_GIVEN ENTRIES_

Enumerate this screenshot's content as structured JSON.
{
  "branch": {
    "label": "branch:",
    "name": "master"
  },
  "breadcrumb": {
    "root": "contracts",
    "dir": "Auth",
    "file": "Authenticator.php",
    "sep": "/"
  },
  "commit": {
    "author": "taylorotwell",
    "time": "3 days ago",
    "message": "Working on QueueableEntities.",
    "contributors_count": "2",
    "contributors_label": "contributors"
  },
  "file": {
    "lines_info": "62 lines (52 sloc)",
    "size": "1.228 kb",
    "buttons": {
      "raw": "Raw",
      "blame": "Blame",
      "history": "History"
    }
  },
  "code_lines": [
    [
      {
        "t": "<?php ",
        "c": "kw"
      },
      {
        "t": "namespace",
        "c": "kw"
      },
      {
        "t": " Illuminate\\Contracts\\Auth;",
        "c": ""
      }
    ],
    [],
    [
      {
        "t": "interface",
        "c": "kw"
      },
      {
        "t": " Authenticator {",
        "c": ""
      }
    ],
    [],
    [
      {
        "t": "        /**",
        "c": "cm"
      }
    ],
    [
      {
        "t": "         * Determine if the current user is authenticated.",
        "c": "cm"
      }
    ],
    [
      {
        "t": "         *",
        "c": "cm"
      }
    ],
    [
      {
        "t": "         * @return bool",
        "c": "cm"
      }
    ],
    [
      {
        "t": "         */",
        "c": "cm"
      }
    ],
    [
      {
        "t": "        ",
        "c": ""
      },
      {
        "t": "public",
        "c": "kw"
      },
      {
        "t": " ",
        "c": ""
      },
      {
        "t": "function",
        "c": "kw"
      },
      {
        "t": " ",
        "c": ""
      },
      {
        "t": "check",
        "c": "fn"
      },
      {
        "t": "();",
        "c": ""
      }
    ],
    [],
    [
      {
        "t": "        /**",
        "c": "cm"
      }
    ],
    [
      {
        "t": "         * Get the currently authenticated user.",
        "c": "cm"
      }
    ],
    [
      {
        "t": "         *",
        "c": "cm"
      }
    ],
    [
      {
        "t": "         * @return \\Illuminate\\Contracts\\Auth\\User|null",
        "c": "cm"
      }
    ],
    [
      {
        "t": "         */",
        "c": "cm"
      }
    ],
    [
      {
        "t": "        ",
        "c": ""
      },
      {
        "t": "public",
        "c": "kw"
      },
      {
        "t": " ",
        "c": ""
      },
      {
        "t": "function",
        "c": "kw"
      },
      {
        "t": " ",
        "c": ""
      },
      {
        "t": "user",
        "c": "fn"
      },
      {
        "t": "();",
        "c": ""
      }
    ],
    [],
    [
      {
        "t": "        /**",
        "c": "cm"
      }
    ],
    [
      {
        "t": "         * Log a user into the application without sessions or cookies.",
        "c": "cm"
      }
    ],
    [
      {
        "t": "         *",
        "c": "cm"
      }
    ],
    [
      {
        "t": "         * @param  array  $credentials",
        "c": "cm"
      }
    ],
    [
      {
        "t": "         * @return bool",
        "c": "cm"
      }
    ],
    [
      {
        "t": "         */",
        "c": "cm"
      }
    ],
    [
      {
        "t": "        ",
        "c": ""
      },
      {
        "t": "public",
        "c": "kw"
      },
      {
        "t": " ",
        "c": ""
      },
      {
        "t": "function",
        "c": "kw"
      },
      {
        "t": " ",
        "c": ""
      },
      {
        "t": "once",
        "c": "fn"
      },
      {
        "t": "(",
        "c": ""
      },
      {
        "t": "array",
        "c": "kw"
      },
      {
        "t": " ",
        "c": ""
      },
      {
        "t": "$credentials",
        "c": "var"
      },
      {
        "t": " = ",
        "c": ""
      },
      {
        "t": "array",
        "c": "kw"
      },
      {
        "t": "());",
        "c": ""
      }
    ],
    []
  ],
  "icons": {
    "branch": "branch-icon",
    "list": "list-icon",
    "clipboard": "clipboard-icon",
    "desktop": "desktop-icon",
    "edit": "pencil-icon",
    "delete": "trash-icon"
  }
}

_WHAT THE TASK REQUIRES_
Identify each line holding the string "credentials", and copy it out.

_SOLUTION_
        "t": "         * @param  array  $credentials",
        "t": "$credentials",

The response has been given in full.